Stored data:
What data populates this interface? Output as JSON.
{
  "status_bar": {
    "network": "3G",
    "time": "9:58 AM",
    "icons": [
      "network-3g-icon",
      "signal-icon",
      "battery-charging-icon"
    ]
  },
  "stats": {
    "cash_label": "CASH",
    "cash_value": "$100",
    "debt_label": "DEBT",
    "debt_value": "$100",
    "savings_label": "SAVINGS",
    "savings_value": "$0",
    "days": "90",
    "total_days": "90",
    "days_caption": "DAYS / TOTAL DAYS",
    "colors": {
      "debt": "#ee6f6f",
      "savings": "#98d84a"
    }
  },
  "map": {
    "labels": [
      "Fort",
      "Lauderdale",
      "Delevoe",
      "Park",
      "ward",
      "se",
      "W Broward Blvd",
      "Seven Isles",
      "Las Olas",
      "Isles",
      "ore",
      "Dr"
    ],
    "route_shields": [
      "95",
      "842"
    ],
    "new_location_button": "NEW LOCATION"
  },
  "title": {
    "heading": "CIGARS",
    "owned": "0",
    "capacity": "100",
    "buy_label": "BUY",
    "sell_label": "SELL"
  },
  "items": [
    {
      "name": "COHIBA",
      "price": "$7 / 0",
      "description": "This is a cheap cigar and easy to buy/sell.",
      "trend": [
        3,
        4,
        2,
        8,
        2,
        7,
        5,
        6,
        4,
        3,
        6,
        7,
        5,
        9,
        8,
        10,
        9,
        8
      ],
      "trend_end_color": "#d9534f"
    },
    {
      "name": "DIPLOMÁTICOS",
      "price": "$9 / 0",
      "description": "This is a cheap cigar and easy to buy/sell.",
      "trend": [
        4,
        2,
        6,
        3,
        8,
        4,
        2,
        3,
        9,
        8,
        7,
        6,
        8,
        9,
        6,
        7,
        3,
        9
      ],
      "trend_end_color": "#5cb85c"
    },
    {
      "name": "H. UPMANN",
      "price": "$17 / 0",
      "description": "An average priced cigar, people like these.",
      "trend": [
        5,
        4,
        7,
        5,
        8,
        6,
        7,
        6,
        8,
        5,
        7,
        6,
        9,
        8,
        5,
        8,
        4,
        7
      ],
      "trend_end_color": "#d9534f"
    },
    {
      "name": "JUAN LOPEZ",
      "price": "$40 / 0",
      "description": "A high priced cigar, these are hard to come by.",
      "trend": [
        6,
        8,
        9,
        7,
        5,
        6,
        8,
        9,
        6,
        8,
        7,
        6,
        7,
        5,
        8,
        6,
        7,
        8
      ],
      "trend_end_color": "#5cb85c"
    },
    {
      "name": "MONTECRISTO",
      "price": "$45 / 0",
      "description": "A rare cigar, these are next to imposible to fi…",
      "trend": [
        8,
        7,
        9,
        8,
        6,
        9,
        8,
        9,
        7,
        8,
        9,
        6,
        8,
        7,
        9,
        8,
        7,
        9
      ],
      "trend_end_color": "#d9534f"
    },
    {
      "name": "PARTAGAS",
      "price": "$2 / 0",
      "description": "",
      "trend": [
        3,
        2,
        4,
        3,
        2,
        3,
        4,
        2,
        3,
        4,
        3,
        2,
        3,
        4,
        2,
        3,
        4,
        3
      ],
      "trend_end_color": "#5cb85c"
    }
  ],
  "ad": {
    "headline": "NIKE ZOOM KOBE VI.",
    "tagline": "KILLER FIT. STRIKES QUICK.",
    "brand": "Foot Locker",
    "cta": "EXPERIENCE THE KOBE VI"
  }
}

Instruction: Transcribe each entry exactly.

The solution:
What data populates this interface? Output as JSON.
{
  "status_bar": {
    "network": "3G",
    "time": "9:58 AM",
    "icons": [
      "network-3g-icon",
      "signal-icon",
      "battery-charging-icon"
    ]
  },
  "stats": {
    "cash_label": "CASH",
    "cash_value": "$100",
    "debt_label": "DEBT",
    "debt_value": "$100",
    "savings_label": "SAVINGS",
    "savings_value": "$0",
    "days": "90",
    "total_days": "90",
    "days_caption": "DAYS / TOTAL DAYS",
    "colors": {
      "debt": "#ee6f6f",
      "savings": "#98d84a"
    }
  },
  "map": {
    "labels": [
      "Fort",
      "Lauderdale",
      "Delevoe",
      "Park",
      "ward",
      "se",
      "W Broward Blvd",
      "Seven Isles",
      "Las Olas",
      "Isles",
      "ore",
      "Dr"
    ],
    "route_shields": [
      "95",
      "842"
    ],
    "new_location_button": "NEW LOCATION"
  },
  "title": {
    "heading": "CIGARS",
    "owned": "0",
    "capacity": "100",
    "buy_label": "BUY",
    "sell_label": "SELL"
  },
  "items": [
    {
      "name": "COHIBA",
      "price": "$7 / 0",
      "description": "This is a cheap cigar and easy to buy/sell.",
      "trend": [
        3,
        4,
        2,
        8,
        2,
        7,
        5,
        6,
        4,
        3,
        6,
        7,
        5,
        9,
        8,
        10,
        9,
        8
      ],
      "trend_end_color": "#d9534f"
    },
    {
      "name": "DIPLOMÁTICOS",
      "price": "$9 / 0",
      "description": "This is a cheap cigar and easy to buy/sell.",
      "trend": [
        4,
        2,
        6,
        3,
        8,
        4,
        2,
        3,
        9,
        8,
        7,
        6,
        8,
        9,
        6,
        7,
        3,
        9
      ],
      "trend_end_color": "#5cb85c"
    },
    {
      "name": "H. UPMANN",
      "price": "$17 / 0",
      "description": "An average priced cigar, people like these.",
      "trend": [
        5,
        4,
        7,
        5,
        8,
        6,
        7,
        6,
        8,
        5,
        7,
        6,
        9,
        8,
        5,
        8,
        4,
        7
      ],
      "trend_end_color": "#d9534f"
    },
    {
      "name": "JUAN LOPEZ",
      "price": "$40 / 0",
      "description": "A high priced cigar, these are hard to come by.",
      "trend": [
        6,
        8,
        9,
        7,
        5,
        6,
        8,
        9,
        6,
        8,
        7,
        6,
        7,
        5,
        8,
        6,
        7,
        8
      ],
      "trend_end_color": "#5cb85c"
    },
    {
      "name": "MONTECRISTO",
      "price": "$45 / 0",
      "description": "A rare cigar, these are next to imposible to fi…",
      "trend": [
        8,
        7,
        9,
        8,
        6,
        9,
        8,
        9,
        7,
        8,
        9,
        6,
        8,
        7,
        9,
        8,
        7,
        9
      ],
      "trend_end_color": "#d9534f"
    },
    {
      "name": "PARTAGAS",
      "price": "$2 / 0",
      "description": "",
      "trend": [
        3,
        2,
        4,
        3,
        2,
        3,
        4,
        2,
        3,
        4,
        3,
        2,
        3,
        4,
        2,
        3,
        4,
        3
      ],
      "trend_end_color": "#5cb85c"
    }
  ],
  "ad": {
    "headline": "NIKE ZOOM KOBE VI.",
    "tagline": "KILLER FIT. STRIKES QUICK.",
    "brand": "Foot Locker",
    "cta": "EXPERIENCE THE KOBE VI"
  }
}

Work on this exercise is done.